Given problem ▸ From the entries that follow, list every line in which the string "공공성을" appears.

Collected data
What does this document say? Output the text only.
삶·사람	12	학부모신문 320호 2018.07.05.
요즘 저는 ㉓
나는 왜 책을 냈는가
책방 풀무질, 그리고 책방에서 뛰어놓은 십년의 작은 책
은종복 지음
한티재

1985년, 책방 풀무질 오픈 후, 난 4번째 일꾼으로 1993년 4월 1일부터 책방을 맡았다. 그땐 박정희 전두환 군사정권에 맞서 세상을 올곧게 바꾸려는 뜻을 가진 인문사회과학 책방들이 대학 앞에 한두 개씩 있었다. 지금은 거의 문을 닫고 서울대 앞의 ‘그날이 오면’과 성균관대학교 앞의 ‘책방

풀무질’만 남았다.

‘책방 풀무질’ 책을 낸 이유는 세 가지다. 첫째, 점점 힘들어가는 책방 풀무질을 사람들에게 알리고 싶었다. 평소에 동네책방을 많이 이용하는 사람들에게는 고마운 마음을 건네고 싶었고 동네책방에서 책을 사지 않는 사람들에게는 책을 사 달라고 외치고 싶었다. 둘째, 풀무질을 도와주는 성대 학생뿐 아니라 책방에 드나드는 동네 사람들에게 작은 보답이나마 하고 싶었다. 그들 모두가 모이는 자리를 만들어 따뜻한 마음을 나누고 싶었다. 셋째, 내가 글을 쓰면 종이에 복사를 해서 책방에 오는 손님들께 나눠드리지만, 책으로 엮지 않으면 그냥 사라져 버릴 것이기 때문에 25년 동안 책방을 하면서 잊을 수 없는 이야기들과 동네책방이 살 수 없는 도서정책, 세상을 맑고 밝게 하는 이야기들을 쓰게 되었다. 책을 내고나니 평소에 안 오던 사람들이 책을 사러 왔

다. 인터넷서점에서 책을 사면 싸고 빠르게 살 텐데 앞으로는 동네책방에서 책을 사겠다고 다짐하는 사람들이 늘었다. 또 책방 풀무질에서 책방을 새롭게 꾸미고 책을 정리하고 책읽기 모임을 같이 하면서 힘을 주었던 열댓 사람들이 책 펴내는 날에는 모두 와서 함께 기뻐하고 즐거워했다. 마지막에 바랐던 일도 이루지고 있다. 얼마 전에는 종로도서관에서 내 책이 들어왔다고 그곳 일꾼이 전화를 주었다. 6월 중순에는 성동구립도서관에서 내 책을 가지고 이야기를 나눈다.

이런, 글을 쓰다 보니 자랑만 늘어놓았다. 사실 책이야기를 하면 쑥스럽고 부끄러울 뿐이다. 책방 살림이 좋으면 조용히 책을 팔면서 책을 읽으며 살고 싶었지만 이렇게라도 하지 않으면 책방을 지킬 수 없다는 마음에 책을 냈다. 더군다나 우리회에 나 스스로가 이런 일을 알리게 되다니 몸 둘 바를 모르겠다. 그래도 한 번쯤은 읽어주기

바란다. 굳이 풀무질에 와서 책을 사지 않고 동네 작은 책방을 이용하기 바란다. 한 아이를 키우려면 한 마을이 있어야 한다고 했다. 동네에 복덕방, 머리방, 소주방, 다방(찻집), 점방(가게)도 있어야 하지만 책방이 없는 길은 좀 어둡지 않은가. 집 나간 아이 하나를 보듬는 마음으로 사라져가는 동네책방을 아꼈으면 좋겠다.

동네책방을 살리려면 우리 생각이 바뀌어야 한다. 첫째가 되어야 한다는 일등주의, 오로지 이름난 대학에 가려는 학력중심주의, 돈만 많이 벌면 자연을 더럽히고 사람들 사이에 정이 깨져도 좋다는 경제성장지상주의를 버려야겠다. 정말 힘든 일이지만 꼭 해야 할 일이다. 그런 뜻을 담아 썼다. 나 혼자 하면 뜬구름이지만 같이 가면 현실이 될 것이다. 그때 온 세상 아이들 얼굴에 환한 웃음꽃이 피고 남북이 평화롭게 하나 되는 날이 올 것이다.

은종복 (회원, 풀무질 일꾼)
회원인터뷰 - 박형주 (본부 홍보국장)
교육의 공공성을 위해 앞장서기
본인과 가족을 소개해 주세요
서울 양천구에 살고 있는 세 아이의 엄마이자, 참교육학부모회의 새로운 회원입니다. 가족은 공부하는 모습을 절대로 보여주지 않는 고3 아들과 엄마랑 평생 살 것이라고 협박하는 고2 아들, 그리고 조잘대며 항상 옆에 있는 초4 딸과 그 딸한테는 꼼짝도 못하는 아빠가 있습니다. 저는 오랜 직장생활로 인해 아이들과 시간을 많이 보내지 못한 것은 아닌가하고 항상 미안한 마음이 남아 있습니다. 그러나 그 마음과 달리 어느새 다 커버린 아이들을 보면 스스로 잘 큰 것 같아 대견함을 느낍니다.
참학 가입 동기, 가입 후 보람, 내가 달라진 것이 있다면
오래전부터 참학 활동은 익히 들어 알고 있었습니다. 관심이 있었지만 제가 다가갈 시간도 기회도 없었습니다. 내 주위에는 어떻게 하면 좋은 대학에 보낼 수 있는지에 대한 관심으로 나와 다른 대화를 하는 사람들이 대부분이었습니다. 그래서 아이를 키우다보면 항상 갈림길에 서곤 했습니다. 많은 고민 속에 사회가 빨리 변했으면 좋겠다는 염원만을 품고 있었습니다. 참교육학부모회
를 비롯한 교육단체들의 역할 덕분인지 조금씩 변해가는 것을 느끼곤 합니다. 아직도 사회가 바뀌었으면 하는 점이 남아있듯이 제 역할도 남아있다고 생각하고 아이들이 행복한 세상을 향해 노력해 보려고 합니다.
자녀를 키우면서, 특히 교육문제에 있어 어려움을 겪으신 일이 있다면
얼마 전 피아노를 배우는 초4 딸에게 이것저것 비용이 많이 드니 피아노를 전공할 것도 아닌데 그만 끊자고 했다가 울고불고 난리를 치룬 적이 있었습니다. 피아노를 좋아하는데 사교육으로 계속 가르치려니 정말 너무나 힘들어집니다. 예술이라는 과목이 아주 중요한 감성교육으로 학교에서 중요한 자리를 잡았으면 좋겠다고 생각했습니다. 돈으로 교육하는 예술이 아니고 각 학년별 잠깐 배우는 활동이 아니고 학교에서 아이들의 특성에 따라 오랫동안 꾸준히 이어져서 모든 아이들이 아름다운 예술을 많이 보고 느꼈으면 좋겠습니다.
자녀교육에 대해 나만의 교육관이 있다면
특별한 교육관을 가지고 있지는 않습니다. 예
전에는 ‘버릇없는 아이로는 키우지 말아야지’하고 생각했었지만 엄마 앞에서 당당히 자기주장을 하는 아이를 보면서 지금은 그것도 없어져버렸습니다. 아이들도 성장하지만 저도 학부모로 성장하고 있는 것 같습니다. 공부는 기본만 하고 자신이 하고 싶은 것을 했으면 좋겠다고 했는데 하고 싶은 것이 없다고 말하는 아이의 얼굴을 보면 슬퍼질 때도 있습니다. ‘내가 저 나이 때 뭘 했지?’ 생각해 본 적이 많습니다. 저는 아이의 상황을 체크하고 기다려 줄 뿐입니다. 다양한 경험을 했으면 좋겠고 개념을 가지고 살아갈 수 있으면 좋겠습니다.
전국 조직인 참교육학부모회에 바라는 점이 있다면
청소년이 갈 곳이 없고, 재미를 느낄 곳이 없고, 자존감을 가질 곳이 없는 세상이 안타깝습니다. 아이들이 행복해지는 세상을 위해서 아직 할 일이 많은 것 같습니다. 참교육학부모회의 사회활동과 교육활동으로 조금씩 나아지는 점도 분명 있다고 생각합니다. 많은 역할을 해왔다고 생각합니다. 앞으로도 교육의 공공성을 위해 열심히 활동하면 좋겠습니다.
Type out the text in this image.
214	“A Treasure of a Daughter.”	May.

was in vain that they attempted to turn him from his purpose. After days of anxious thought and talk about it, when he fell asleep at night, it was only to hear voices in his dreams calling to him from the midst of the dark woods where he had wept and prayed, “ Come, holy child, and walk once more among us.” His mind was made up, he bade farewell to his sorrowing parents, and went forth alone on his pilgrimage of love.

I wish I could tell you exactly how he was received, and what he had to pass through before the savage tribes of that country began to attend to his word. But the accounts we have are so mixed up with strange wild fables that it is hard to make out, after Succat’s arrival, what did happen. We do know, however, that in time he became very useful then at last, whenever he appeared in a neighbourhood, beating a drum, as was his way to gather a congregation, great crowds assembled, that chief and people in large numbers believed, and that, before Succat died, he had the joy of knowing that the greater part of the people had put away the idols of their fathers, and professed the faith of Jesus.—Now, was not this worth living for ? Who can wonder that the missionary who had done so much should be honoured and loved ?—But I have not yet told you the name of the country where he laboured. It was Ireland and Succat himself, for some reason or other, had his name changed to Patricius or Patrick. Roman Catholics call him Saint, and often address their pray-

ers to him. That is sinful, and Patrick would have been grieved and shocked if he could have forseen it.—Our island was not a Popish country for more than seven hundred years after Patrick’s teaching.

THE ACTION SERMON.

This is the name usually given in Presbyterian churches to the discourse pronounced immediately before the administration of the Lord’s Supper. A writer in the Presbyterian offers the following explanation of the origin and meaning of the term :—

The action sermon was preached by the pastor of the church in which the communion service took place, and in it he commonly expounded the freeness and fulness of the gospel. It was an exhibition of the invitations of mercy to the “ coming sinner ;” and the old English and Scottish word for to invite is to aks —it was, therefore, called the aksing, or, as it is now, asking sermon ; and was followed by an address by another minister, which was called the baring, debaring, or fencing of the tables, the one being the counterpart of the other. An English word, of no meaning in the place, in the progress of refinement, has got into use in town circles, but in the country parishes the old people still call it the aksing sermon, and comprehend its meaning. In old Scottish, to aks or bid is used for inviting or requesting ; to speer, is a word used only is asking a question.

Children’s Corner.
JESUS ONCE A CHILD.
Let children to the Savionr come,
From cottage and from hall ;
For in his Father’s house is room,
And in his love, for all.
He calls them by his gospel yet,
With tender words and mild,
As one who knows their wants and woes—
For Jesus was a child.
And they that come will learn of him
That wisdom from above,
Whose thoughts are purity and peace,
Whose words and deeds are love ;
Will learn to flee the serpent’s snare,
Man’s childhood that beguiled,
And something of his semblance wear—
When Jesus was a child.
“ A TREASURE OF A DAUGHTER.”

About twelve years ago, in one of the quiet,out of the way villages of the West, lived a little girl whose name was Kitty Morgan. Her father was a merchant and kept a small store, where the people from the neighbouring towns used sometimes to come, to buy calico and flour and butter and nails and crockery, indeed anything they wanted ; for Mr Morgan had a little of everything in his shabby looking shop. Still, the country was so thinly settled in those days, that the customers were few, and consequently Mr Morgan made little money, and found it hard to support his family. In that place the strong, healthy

Written response ▸
교육의 공공성을 위해 앞장서기
청소년이 갈 곳이 없고, 재미를 느낄 곳이 없고, 자존감을 가질 곳이 없는 세상이 안타깝습니다. 아이들이 행복해지는 세상을 위해서 아직 할 일이 많은 것 같습니다. 참교육학부모회의 사회활동과 교육활동으로 조금씩 나아지는 점도 분명 있다고 생각합니다. 많은 역할을 해왔다고 생각합니다. 앞으로도 교육의 공공성을 위해 열심히 활동하면 좋겠습니다.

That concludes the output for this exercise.